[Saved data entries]
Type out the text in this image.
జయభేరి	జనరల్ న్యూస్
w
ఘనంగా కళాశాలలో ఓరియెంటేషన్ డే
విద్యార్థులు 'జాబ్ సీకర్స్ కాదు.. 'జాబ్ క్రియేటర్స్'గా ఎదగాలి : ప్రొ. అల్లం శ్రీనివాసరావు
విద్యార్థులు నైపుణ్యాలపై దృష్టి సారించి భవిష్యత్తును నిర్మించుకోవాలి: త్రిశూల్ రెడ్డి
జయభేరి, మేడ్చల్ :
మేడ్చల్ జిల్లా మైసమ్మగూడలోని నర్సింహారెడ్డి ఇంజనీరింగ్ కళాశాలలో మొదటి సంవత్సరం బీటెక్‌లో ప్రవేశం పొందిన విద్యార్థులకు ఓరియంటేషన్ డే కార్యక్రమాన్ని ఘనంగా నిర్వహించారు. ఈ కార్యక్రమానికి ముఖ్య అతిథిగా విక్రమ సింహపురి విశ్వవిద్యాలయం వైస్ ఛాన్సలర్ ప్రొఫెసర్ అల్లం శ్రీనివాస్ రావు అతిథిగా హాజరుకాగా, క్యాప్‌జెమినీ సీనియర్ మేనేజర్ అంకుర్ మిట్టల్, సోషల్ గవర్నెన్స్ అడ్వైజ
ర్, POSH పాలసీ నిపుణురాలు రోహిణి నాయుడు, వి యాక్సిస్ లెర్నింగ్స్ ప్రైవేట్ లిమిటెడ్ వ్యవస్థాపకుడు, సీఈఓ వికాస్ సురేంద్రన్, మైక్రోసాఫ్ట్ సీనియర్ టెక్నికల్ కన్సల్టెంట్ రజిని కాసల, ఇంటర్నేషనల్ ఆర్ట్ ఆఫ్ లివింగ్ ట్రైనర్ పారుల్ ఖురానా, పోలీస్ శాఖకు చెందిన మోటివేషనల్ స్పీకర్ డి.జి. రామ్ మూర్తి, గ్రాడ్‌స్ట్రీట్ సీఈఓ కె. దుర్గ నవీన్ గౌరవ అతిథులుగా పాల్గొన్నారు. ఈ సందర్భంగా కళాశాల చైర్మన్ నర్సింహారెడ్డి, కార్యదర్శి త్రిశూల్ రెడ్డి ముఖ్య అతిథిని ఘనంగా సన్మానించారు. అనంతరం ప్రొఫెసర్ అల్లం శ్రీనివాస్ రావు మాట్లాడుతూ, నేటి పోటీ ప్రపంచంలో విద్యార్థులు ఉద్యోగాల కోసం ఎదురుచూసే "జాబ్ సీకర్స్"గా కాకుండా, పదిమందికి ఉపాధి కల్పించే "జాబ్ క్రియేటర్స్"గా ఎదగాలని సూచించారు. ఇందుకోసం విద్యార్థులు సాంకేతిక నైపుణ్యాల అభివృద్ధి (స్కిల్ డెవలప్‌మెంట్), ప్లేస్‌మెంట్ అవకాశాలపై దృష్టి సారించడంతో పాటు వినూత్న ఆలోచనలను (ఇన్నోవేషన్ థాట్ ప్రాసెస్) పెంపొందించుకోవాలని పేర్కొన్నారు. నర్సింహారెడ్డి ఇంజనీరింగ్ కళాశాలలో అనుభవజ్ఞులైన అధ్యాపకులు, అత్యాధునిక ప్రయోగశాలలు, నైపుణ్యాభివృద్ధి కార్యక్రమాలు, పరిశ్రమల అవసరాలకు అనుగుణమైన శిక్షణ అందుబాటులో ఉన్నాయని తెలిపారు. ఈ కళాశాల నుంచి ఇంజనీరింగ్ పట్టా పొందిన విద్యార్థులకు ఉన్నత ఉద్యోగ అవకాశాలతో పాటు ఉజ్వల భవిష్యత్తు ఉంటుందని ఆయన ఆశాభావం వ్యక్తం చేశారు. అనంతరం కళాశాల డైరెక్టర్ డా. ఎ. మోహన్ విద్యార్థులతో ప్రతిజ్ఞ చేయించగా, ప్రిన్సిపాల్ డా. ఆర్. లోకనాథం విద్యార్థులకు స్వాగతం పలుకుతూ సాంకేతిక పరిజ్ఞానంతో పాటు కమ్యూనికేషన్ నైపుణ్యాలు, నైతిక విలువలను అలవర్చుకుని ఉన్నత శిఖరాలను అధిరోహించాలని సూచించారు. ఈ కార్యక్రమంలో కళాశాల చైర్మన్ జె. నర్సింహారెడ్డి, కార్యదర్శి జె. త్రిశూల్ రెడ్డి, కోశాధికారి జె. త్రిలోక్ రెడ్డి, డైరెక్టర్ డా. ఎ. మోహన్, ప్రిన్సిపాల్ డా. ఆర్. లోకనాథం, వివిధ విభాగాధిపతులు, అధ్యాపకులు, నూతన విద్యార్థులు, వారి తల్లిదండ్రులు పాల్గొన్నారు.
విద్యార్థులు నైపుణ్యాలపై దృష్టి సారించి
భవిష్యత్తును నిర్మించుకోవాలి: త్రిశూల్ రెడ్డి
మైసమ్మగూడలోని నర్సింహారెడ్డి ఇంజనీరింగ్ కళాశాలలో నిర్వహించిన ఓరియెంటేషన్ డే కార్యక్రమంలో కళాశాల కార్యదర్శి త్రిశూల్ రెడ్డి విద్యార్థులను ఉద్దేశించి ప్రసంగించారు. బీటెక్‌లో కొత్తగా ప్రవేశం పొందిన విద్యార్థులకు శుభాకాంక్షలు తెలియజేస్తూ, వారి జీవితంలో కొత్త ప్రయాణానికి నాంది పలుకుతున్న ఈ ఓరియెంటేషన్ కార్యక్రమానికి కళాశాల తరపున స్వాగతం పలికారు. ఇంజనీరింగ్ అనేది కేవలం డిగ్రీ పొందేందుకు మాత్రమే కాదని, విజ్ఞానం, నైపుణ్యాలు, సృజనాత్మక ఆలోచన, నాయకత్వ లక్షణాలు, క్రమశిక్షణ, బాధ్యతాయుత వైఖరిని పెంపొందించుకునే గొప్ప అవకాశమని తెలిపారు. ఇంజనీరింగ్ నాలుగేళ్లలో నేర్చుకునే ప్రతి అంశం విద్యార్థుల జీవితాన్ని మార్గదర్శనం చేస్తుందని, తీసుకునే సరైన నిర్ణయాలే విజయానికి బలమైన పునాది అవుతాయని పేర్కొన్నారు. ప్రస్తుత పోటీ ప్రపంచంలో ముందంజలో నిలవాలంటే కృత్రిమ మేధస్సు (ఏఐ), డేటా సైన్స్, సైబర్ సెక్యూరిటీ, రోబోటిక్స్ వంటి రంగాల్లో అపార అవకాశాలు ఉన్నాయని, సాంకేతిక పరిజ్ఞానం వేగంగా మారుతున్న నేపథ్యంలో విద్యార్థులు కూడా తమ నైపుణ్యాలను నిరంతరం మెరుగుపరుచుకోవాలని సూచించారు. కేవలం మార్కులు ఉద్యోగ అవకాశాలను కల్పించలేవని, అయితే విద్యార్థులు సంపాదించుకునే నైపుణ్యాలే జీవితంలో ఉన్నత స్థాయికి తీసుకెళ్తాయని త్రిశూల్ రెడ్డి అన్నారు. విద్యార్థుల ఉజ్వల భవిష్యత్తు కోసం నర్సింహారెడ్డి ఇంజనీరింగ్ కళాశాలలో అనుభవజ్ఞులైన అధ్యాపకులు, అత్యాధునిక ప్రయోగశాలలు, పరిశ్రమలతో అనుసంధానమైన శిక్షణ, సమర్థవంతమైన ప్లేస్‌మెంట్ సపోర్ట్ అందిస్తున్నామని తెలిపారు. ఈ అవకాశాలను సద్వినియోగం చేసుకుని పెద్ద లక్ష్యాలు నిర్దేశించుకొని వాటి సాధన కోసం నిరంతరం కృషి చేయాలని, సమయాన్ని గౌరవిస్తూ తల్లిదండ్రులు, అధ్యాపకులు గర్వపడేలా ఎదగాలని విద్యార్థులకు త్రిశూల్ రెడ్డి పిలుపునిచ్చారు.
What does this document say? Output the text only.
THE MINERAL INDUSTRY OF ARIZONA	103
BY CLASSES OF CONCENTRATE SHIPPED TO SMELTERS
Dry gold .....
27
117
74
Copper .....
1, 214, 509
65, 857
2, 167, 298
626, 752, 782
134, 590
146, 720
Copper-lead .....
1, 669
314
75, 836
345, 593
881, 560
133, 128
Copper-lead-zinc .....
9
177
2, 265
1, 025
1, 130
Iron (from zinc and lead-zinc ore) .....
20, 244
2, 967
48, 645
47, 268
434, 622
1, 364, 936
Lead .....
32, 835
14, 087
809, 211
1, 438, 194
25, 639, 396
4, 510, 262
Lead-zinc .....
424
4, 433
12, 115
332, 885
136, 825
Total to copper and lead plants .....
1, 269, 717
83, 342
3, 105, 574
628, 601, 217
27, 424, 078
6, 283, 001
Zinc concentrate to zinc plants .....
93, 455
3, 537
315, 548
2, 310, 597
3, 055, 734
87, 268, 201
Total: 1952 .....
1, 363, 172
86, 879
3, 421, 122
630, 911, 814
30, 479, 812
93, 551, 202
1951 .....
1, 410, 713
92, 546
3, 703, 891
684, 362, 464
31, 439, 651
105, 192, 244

OBJECTIVE
Find every line in the records that has the string "this", then state how many there are and nothing else.

ANSWER TO THE EXERCISE
2